- WORK TO DO:
Using the records that follow, copy every line containing the word "ancak".

- DATA LISTING:

++++++++++

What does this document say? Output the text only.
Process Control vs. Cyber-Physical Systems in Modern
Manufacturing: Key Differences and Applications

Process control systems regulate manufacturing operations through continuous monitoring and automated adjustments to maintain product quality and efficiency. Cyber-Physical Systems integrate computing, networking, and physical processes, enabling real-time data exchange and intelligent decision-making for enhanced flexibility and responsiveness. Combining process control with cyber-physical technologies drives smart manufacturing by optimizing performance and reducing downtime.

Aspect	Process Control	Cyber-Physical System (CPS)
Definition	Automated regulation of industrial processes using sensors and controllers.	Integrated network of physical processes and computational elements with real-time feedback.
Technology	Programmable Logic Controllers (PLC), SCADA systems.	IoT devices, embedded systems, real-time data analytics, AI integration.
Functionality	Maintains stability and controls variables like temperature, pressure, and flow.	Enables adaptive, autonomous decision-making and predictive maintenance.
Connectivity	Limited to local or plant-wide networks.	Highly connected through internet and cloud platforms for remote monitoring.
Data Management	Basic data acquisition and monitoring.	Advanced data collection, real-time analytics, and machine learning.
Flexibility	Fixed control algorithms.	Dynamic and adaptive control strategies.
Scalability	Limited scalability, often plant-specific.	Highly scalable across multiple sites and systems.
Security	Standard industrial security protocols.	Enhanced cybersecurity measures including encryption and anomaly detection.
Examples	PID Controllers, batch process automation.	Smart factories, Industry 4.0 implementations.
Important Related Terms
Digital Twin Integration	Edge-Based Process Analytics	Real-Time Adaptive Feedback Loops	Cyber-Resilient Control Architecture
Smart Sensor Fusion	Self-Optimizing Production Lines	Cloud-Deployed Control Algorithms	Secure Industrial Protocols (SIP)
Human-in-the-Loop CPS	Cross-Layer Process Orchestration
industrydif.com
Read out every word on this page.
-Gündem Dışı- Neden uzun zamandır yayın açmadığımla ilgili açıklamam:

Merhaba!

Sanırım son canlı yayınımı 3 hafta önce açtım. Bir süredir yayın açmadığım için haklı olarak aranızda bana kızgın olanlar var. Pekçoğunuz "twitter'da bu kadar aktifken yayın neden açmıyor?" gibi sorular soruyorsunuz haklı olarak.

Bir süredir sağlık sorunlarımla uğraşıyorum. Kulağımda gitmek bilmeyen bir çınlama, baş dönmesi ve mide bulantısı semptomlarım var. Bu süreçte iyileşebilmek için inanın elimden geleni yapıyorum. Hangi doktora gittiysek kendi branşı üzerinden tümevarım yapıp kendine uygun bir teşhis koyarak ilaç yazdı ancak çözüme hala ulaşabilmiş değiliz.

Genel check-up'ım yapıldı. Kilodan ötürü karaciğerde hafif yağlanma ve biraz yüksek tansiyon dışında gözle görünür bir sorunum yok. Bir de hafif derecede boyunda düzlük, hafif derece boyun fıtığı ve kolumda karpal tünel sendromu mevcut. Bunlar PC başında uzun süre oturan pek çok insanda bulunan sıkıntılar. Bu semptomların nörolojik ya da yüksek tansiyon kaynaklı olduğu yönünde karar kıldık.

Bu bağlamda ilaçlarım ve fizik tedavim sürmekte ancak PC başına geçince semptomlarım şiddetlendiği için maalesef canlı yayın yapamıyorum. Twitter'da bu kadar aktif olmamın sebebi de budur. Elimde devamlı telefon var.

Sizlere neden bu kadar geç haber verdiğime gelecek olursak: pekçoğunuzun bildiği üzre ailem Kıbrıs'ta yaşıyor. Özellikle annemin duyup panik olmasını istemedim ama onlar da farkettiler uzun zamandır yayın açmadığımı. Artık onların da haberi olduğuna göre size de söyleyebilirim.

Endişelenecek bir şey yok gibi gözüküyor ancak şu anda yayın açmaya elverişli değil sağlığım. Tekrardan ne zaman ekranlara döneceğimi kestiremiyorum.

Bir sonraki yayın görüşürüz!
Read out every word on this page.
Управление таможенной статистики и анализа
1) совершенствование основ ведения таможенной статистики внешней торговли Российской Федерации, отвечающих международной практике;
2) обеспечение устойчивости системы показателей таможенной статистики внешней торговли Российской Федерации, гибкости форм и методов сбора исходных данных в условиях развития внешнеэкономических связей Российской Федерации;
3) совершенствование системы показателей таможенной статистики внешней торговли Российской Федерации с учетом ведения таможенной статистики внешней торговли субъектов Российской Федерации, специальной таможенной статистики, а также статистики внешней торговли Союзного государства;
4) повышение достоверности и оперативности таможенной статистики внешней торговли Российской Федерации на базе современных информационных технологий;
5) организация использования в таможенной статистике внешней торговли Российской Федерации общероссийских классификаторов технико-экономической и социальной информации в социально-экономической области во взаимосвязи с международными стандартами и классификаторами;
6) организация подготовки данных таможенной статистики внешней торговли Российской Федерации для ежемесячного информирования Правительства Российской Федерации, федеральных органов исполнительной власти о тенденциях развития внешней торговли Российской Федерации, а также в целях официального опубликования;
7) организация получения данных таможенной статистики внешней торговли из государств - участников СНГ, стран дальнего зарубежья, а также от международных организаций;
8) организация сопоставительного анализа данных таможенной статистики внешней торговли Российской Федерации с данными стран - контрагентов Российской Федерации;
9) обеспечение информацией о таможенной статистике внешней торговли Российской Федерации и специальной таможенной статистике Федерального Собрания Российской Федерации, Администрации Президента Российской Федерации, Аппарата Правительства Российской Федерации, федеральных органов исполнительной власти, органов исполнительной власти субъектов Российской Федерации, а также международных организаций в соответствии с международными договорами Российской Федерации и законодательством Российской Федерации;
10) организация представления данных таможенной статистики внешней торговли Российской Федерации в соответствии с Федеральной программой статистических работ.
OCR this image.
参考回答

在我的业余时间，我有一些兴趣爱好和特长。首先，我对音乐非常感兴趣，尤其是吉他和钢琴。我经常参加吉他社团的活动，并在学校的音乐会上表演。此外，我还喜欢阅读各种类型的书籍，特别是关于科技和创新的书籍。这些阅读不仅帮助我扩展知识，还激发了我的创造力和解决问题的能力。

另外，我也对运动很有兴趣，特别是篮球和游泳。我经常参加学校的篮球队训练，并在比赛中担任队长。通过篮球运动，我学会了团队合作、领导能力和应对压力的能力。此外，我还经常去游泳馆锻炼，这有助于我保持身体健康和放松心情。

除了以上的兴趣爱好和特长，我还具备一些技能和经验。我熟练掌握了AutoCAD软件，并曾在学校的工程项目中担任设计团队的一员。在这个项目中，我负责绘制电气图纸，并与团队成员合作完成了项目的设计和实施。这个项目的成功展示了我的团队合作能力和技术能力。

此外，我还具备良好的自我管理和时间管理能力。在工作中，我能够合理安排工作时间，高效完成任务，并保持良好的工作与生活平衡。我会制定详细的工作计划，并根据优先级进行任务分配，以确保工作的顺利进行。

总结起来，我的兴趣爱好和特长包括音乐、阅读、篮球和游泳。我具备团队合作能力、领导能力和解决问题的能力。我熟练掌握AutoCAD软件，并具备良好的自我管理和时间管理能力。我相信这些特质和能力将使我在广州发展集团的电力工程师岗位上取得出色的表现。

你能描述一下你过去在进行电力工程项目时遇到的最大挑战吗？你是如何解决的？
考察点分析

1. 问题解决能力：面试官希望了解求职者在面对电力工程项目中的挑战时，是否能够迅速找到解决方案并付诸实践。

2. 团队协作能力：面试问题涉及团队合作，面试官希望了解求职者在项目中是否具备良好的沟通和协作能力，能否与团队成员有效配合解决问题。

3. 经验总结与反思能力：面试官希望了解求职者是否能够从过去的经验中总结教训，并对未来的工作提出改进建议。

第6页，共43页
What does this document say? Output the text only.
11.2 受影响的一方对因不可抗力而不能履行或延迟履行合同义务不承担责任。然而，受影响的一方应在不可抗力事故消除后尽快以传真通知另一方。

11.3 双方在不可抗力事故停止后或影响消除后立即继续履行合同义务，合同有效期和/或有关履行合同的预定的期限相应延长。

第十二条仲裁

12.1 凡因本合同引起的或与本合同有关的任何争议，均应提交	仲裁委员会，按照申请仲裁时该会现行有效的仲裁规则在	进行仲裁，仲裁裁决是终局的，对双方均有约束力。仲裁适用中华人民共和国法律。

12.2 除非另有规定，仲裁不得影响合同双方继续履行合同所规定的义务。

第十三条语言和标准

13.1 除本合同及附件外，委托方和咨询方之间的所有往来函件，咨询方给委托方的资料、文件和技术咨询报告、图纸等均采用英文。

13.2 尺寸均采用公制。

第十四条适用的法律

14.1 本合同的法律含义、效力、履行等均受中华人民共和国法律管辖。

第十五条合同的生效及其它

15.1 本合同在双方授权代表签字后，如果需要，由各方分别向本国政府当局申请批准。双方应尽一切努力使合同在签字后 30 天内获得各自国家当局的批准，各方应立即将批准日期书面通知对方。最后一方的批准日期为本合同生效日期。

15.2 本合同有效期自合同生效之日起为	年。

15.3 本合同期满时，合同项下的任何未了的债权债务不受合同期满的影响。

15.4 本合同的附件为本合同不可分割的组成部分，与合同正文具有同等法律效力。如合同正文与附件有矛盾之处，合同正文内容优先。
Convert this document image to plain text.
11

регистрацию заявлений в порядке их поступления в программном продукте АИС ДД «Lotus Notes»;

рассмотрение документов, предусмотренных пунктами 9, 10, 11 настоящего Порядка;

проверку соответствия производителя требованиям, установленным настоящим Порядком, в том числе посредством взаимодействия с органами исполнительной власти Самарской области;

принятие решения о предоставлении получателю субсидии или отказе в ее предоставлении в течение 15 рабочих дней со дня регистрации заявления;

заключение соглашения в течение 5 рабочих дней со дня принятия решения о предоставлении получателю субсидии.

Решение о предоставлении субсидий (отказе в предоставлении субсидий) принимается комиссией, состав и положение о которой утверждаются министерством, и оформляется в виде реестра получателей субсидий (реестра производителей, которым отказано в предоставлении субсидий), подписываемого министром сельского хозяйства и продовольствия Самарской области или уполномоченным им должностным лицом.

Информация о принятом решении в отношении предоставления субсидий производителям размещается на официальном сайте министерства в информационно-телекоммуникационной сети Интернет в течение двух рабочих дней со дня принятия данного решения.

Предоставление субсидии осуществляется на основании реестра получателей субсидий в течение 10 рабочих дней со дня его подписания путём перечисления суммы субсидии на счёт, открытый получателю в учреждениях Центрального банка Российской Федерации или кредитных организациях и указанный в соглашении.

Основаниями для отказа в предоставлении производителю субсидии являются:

++++++++++

- OUTPUT OF THE EXERCISE:
Bir süredir sağlık sorunlarımla uğraşıyorum. Kulağımda gitmek bilmeyen bir çınlama, baş dönmesi ve mide bulantısı semptomlarım var. Bu süreçte iyileşebilmek için inanın elimden geleni yapıyorum. Hangi doktora gittiysek kendi branşı üzerinden tümevarım yapıp kendine uygun bir teşhis koyarak ilaç yazdı ancak çözüme hala ulaşabilmiş değiliz.
Bu bağlamda ilaçlarım ve fizik tedavim sürmekte ancak PC başına geçince semptomlarım şiddetlendiği için maalesef canlı yayın yapamıyorum. Twitter'da bu kadar aktif olmamın sebebi de budur. Elimde devamlı telefon var.
Endişelenecek bir şey yok gibi gözüküyor ancak şu anda yayın açmaya elverişli değil sağlığım. Tekrardan ne zaman ekranlara döneceğimi kestiremiyorum.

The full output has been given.